• [Input for this task]
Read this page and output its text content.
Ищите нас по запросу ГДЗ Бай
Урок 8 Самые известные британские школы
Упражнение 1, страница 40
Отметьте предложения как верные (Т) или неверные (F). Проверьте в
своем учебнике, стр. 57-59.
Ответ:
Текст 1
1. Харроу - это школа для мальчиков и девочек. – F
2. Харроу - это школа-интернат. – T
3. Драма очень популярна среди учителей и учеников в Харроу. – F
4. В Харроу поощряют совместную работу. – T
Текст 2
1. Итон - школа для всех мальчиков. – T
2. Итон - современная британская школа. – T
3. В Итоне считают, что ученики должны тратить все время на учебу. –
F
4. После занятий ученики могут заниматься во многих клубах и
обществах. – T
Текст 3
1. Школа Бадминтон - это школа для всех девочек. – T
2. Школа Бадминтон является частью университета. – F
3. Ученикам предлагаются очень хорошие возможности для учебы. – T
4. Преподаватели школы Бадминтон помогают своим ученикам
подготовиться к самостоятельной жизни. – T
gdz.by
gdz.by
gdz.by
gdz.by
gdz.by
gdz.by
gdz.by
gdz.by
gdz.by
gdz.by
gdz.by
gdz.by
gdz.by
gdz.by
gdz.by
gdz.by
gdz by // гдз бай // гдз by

• [Your instructions] Show the data once more, exactly as it was written.

• [In response]
Read this page and output its text content.
Ищите нас по запросу ГДЗ Бай
Урок 8 Самые известные британские школы
Упражнение 1, страница 40
Отметьте предложения как верные (Т) или неверные (F). Проверьте в
своем учебнике, стр. 57-59.
Ответ:
Текст 1
1. Харроу - это школа для мальчиков и девочек. – F
2. Харроу - это школа-интернат. – T
3. Драма очень популярна среди учителей и учеников в Харроу. – F
4. В Харроу поощряют совместную работу. – T
Текст 2
1. Итон - школа для всех мальчиков. – T
2. Итон - современная британская школа. – T
3. В Итоне считают, что ученики должны тратить все время на учебу. –
F
4. После занятий ученики могут заниматься во многих клубах и
обществах. – T
Текст 3
1. Школа Бадминтон - это школа для всех девочек. – T
2. Школа Бадминтон является частью университета. – F
3. Ученикам предлагаются очень хорошие возможности для учебы. – T
4. Преподаватели школы Бадминтон помогают своим ученикам
подготовиться к самостоятельной жизни. – T
gdz.by
gdz.by
gdz.by
gdz.by
gdz.by
gdz.by
gdz.by
gdz.by
gdz.by
gdz.by
gdz.by
gdz.by
gdz.by
gdz.by
gdz.by
gdz.by
gdz by // гдз бай // гдз by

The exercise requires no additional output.